- _Request_:
Write every line of the material out exactly as shown.
* begin Dataset excerpts *
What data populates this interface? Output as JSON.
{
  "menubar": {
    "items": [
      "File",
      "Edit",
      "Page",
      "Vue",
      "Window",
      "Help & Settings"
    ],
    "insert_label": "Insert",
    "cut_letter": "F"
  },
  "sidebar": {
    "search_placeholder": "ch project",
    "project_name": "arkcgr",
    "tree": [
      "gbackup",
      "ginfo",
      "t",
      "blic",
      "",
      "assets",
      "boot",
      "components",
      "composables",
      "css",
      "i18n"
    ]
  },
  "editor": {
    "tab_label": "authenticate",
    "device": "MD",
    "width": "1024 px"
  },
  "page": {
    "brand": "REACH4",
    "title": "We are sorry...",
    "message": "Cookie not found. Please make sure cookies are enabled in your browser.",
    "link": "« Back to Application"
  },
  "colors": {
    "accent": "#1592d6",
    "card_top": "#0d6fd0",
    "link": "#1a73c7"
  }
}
* end Dataset excerpts *
- _Task result_:
What data populates this interface? Output as JSON.
{
  "menubar": {
    "items": [
      "File",
      "Edit",
      "Page",
      "Vue",
      "Window",
      "Help & Settings"
    ],
    "insert_label": "Insert",
    "cut_letter": "F"
  },
  "sidebar": {
    "search_placeholder": "ch project",
    "project_name": "arkcgr",
    "tree": [
      "gbackup",
      "ginfo",
      "t",
      "blic",
      "",
      "assets",
      "boot",
      "components",
      "composables",
      "css",
      "i18n"
    ]
  },
  "editor": {
    "tab_label": "authenticate",
    "device": "MD",
    "width": "1024 px"
  },
  "page": {
    "brand": "REACH4",
    "title": "We are sorry...",
    "message": "Cookie not found. Please make sure cookies are enabled in your browser.",
    "link": "« Back to Application"
  },
  "colors": {
    "accent": "#1592d6",
    "card_top": "#0d6fd0",
    "link": "#1a73c7"
  }
}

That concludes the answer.